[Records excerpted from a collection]
:::::
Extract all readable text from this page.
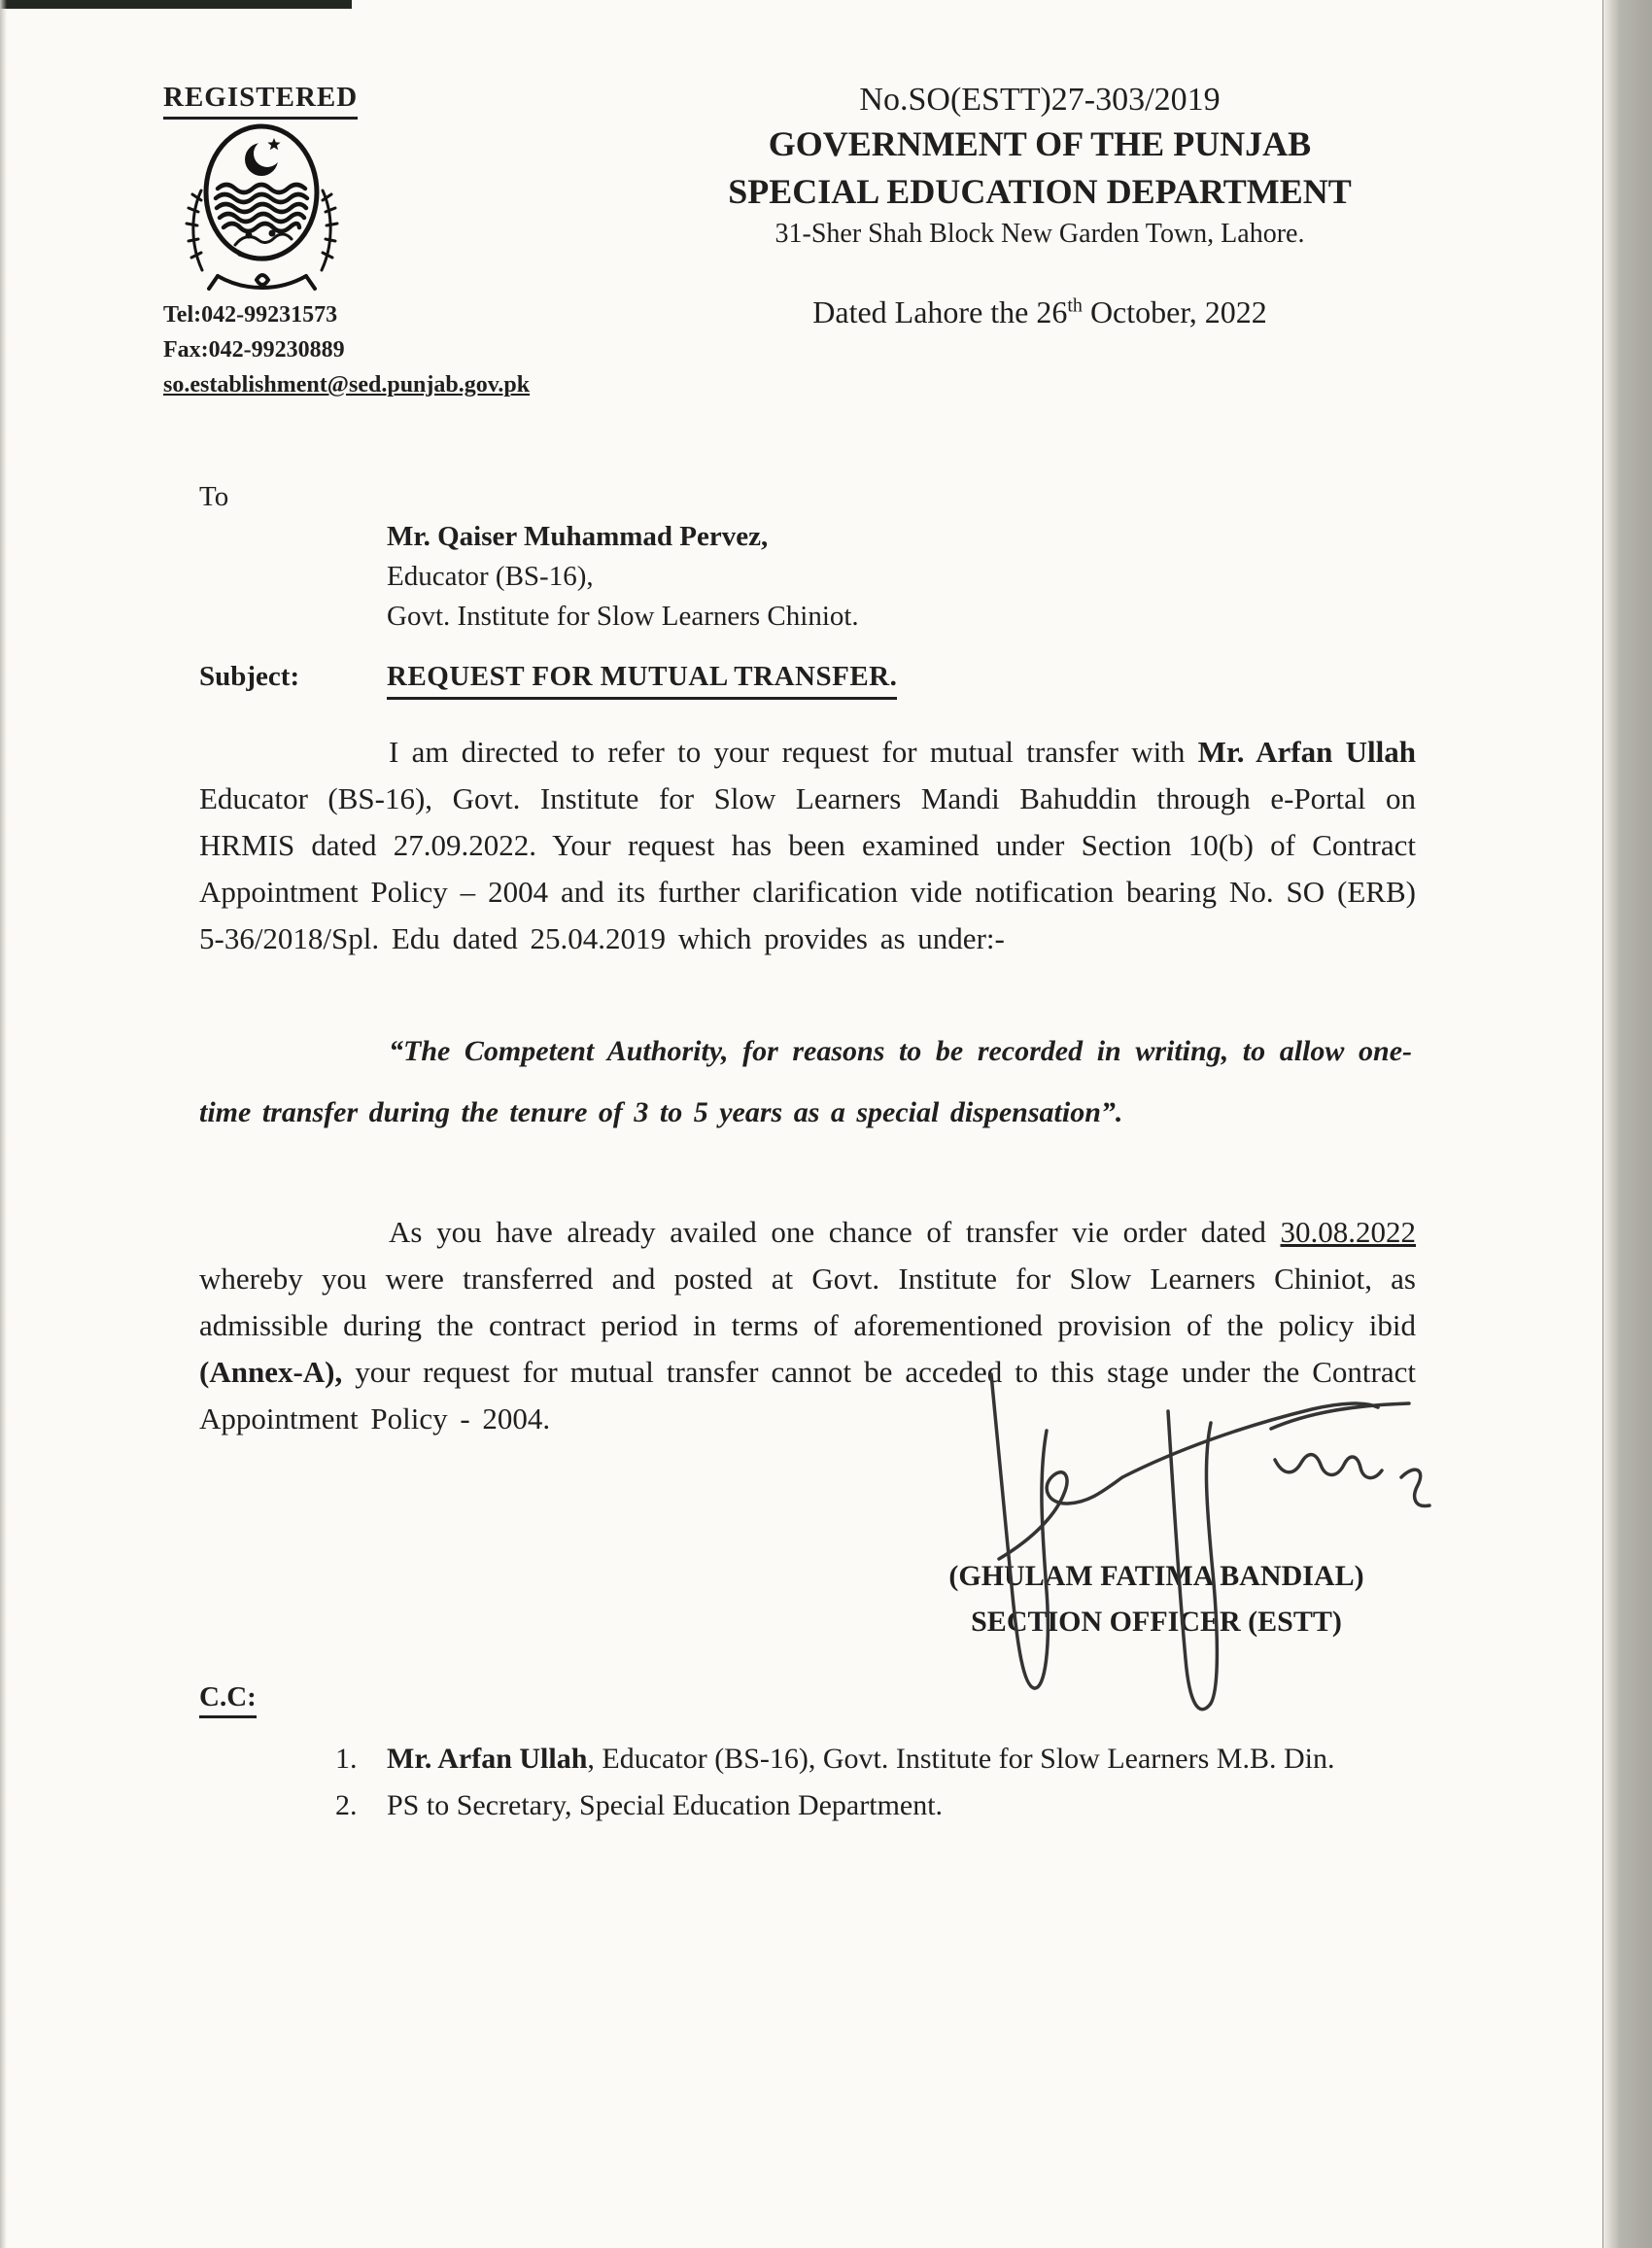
REGISTERED
Tel:042-99231573
Fax:042-99230889
so.establishment@sed.punjab.gov.pk
No.SO(ESTT)27-303/2019
GOVERNMENT OF THE PUNJAB
SPECIAL EDUCATION DEPARTMENT
31-Sher Shah Block New Garden Town, Lahore.
Dated Lahore the 26th October, 2022
To
Mr. Qaiser Muhammad Pervez,
Educator (BS-16),
Govt. Institute for Slow Learners Chiniot.
Subject:	REQUEST FOR MUTUAL TRANSFER.
I am directed to refer to your request for mutual transfer with Mr. Arfan Ullah Educator (BS-16), Govt. Institute for Slow Learners Mandi Bahuddin through e-Portal on HRMIS dated 27.09.2022. Your request has been examined under Section 10(b) of Contract Appointment Policy – 2004 and its further clarification vide notification bearing No. SO (ERB) 5-36/2018/Spl. Edu dated 25.04.2019 which provides as under:-
“The Competent Authority, for reasons to be recorded in writing, to allow one-time transfer during the tenure of 3 to 5 years as a special dispensation”.
As you have already availed one chance of transfer vie order dated 30.08.2022 whereby you were transferred and posted at Govt. Institute for Slow Learners Chiniot, as admissible during the contract period in terms of aforementioned provision of the policy ibid (Annex-A), your request for mutual transfer cannot be acceded to this stage under the Contract Appointment Policy - 2004.
(GHULAM FATIMA BANDIAL)
SECTION OFFICER (ESTT)
C.C:
1.	Mr. Arfan Ullah, Educator (BS-16), Govt. Institute for Slow Learners M.B. Din.
2.	PS to Secretary, Special Education Department.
:::::
Directions — From the material above, reproduce everything verbatim except the pictures.

Response to the exercise —
Extract all readable text from this page.
REGISTERED
Tel:042-99231573
Fax:042-99230889
so.establishment@sed.punjab.gov.pk
No.SO(ESTT)27-303/2019
GOVERNMENT OF THE PUNJAB
SPECIAL EDUCATION DEPARTMENT
31-Sher Shah Block New Garden Town, Lahore.
Dated Lahore the 26th October, 2022
To
Mr. Qaiser Muhammad Pervez,
Educator (BS-16),
Govt. Institute for Slow Learners Chiniot.
Subject:	REQUEST FOR MUTUAL TRANSFER.
I am directed to refer to your request for mutual transfer with Mr. Arfan Ullah Educator (BS-16), Govt. Institute for Slow Learners Mandi Bahuddin through e-Portal on HRMIS dated 27.09.2022. Your request has been examined under Section 10(b) of Contract Appointment Policy – 2004 and its further clarification vide notification bearing No. SO (ERB) 5-36/2018/Spl. Edu dated 25.04.2019 which provides as under:-
“The Competent Authority, for reasons to be recorded in writing, to allow one-time transfer during the tenure of 3 to 5 years as a special dispensation”.
As you have already availed one chance of transfer vie order dated 30.08.2022 whereby you were transferred and posted at Govt. Institute for Slow Learners Chiniot, as admissible during the contract period in terms of aforementioned provision of the policy ibid (Annex-A), your request for mutual transfer cannot be acceded to this stage under the Contract Appointment Policy - 2004.
(GHULAM FATIMA BANDIAL)
SECTION OFFICER (ESTT)
C.C:
1.	Mr. Arfan Ullah, Educator (BS-16), Govt. Institute for Slow Learners M.B. Din.
2.	PS to Secretary, Special Education Department.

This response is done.